▸ EXERCISE BRIEF
Copy out the material in full. Leave every line as it is.

▸ RAW DATA

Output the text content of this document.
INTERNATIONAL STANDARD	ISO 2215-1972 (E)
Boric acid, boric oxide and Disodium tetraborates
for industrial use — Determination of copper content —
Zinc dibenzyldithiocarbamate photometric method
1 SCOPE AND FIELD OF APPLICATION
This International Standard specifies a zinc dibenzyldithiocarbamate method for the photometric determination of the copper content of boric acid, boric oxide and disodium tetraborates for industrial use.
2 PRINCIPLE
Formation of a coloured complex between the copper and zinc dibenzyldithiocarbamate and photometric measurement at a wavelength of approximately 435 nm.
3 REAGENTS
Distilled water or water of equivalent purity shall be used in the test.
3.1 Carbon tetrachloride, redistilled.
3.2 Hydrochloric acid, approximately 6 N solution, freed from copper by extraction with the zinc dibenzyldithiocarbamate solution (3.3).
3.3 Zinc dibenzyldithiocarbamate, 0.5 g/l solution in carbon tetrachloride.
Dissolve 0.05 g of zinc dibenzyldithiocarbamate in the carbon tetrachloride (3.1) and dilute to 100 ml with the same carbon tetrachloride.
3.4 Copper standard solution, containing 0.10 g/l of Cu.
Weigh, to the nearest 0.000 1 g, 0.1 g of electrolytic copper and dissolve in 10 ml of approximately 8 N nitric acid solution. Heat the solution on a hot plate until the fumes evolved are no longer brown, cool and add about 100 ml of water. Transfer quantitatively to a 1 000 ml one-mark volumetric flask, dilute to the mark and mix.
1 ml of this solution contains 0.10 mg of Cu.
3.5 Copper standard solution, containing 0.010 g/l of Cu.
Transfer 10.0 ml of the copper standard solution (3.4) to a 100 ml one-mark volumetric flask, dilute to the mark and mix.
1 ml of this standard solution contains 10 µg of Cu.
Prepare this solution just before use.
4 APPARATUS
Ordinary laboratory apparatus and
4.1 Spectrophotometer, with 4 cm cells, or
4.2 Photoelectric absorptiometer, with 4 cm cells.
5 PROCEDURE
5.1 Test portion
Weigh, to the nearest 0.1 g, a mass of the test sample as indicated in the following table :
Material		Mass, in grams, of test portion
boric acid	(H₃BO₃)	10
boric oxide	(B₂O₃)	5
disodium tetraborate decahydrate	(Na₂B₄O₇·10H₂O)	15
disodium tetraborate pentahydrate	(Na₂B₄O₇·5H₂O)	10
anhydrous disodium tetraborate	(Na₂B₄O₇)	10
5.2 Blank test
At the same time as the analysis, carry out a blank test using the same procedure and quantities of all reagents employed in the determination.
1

▸ THE COMPLETED TASK
Output the text content of this document.
INTERNATIONAL STANDARD	ISO 2215-1972 (E)
Boric acid, boric oxide and Disodium tetraborates
for industrial use — Determination of copper content —
Zinc dibenzyldithiocarbamate photometric method
1 SCOPE AND FIELD OF APPLICATION
This International Standard specifies a zinc dibenzyldithiocarbamate method for the photometric determination of the copper content of boric acid, boric oxide and disodium tetraborates for industrial use.
2 PRINCIPLE
Formation of a coloured complex between the copper and zinc dibenzyldithiocarbamate and photometric measurement at a wavelength of approximately 435 nm.
3 REAGENTS
Distilled water or water of equivalent purity shall be used in the test.
3.1 Carbon tetrachloride, redistilled.
3.2 Hydrochloric acid, approximately 6 N solution, freed from copper by extraction with the zinc dibenzyldithiocarbamate solution (3.3).
3.3 Zinc dibenzyldithiocarbamate, 0.5 g/l solution in carbon tetrachloride.
Dissolve 0.05 g of zinc dibenzyldithiocarbamate in the carbon tetrachloride (3.1) and dilute to 100 ml with the same carbon tetrachloride.
3.4 Copper standard solution, containing 0.10 g/l of Cu.
Weigh, to the nearest 0.000 1 g, 0.1 g of electrolytic copper and dissolve in 10 ml of approximately 8 N nitric acid solution. Heat the solution on a hot plate until the fumes evolved are no longer brown, cool and add about 100 ml of water. Transfer quantitatively to a 1 000 ml one-mark volumetric flask, dilute to the mark and mix.
1 ml of this solution contains 0.10 mg of Cu.
3.5 Copper standard solution, containing 0.010 g/l of Cu.
Transfer 10.0 ml of the copper standard solution (3.4) to a 100 ml one-mark volumetric flask, dilute to the mark and mix.
1 ml of this standard solution contains 10 µg of Cu.
Prepare this solution just before use.
4 APPARATUS
Ordinary laboratory apparatus and
4.1 Spectrophotometer, with 4 cm cells, or
4.2 Photoelectric absorptiometer, with 4 cm cells.
5 PROCEDURE
5.1 Test portion
Weigh, to the nearest 0.1 g, a mass of the test sample as indicated in the following table :
Material		Mass, in grams, of test portion
boric acid	(H₃BO₃)	10
boric oxide	(B₂O₃)	5
disodium tetraborate decahydrate	(Na₂B₄O₇·10H₂O)	15
disodium tetraborate pentahydrate	(Na₂B₄O₇·5H₂O)	10
anhydrous disodium tetraborate	(Na₂B₄O₇)	10
5.2 Blank test
At the same time as the analysis, carry out a blank test using the same procedure and quantities of all reagents employed in the determination.
1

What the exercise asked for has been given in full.